(Saved entries)
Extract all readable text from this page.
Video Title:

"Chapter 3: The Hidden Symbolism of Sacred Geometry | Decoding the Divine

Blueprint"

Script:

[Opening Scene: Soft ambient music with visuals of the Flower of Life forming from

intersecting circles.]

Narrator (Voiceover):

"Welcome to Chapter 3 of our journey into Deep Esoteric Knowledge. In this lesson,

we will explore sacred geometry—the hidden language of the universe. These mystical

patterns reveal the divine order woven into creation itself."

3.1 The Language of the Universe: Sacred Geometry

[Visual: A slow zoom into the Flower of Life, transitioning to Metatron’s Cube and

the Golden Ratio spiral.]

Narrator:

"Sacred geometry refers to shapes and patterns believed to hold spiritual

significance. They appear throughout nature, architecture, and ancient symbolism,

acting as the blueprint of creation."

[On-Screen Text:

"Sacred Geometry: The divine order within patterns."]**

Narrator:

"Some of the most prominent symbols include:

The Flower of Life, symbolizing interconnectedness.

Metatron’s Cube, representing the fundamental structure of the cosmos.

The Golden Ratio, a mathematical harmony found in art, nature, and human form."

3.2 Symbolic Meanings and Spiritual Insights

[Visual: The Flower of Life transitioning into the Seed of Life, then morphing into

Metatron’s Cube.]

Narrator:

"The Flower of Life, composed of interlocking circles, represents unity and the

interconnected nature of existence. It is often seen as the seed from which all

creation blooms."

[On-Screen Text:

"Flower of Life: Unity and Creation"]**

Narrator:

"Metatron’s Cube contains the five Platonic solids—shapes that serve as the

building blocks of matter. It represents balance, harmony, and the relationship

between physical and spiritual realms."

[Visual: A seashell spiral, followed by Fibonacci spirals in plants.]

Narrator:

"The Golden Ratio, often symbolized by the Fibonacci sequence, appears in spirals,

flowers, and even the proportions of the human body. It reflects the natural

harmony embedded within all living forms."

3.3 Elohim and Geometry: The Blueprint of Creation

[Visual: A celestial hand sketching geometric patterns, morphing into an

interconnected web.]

Exercise requirements:
Read the entries and pick out all lines that include the word "nature".

Exercise solution:
significance. They appear throughout nature, architecture, and ancient symbolism,
The Golden Ratio, a mathematical harmony found in art, nature, and human form."
interconnected nature of existence. It is often seen as the seed from which all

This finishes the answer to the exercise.